**GOAL:**
Please find all lines in the data that hold the string "median" and copy them.

**DATA SUPPLIED:**
=-=-=-=-=
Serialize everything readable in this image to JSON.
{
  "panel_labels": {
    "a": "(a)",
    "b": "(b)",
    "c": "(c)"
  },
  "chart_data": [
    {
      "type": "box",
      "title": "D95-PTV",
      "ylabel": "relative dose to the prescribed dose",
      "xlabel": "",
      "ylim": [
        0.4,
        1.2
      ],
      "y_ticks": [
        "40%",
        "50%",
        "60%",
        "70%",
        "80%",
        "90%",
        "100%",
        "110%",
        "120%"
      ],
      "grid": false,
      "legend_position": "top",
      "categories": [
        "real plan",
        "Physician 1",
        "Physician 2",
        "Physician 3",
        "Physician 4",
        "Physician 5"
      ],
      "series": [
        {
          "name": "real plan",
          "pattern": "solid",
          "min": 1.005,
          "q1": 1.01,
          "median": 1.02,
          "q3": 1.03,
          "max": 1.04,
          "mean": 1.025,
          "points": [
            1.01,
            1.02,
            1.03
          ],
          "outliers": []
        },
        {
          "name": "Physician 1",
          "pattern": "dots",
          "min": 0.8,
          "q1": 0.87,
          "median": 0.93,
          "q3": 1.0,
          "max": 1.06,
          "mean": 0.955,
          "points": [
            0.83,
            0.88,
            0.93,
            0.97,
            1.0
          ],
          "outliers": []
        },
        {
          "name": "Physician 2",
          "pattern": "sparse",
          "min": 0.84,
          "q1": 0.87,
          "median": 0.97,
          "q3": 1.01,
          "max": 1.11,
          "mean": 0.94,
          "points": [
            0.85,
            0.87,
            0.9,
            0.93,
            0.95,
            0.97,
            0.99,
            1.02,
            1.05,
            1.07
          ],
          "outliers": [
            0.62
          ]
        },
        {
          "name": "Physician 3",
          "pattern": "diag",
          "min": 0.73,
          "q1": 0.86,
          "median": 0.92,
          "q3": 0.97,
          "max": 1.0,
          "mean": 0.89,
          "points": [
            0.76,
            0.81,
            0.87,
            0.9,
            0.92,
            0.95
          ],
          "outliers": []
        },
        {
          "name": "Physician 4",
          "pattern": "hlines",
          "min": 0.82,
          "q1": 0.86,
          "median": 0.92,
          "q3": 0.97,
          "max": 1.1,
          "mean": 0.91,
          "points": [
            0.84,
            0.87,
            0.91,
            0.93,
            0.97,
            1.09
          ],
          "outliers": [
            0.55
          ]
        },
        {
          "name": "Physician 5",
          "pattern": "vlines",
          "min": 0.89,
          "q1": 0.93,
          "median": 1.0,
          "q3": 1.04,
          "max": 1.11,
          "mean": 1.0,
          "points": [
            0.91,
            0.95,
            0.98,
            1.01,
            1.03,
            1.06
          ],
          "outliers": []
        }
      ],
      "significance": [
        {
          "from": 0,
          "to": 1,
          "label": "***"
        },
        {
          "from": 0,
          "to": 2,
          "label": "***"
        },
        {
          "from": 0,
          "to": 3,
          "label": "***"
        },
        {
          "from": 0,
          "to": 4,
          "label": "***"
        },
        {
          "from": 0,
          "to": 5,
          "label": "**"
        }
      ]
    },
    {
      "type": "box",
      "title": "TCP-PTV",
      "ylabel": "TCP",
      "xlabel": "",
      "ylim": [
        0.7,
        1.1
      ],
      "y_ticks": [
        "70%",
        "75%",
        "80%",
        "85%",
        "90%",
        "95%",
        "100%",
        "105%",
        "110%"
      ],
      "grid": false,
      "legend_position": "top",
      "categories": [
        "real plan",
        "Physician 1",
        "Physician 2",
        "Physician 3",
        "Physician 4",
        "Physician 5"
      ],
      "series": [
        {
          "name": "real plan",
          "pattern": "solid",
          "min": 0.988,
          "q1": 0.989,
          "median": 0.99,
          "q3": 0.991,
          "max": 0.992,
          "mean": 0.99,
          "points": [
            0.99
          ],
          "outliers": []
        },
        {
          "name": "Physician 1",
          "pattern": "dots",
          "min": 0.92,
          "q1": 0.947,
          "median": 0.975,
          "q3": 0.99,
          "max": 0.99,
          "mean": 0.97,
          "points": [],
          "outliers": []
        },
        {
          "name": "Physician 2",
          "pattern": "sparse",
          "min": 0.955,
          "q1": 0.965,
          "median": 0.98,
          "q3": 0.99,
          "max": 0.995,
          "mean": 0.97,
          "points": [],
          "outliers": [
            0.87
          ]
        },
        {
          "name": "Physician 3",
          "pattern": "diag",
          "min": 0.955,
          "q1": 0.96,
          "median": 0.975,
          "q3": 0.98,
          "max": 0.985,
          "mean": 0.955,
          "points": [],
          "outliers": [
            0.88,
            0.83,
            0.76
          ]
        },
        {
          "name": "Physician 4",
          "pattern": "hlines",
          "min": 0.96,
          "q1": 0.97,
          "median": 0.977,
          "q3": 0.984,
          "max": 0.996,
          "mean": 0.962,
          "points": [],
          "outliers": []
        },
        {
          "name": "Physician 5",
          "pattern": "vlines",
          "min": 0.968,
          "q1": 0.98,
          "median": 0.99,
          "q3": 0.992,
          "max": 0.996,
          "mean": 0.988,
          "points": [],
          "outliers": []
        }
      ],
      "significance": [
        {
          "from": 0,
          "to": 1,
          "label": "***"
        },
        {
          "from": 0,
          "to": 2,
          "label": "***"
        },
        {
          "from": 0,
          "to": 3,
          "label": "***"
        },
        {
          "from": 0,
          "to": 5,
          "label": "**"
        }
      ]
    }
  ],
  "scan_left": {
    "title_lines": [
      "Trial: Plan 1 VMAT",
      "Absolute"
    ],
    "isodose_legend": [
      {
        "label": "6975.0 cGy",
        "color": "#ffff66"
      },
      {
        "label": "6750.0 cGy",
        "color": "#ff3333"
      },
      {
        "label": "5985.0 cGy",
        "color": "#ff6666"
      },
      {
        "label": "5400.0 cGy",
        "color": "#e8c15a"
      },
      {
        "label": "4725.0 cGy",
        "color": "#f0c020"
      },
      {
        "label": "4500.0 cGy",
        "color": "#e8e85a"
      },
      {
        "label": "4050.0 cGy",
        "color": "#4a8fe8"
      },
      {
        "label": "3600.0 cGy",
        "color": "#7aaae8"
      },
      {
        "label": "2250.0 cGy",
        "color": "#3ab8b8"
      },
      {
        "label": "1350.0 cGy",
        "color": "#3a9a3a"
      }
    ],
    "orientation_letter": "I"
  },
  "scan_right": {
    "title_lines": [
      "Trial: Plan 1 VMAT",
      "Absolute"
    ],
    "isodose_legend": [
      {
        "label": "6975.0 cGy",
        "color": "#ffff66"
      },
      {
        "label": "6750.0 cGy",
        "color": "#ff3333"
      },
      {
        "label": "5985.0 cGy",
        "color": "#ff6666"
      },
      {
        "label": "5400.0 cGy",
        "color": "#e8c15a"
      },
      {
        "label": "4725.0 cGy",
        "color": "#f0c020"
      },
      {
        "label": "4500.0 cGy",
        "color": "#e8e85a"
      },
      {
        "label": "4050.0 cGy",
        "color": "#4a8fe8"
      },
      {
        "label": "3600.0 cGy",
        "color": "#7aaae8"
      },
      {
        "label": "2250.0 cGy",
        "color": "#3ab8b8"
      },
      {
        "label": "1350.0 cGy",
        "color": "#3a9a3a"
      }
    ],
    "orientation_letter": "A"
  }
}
=-=-=-=-=
**COMPLETE ANSWER:**
          "median": 1.02,
          "median": 0.93,
          "median": 0.97,
          "median": 0.92,
          "median": 0.92,
          "median": 1.0,
          "median": 0.99,
          "median": 0.975,
          "median": 0.98,
          "median": 0.975,
          "median": 0.977,
          "median": 0.99,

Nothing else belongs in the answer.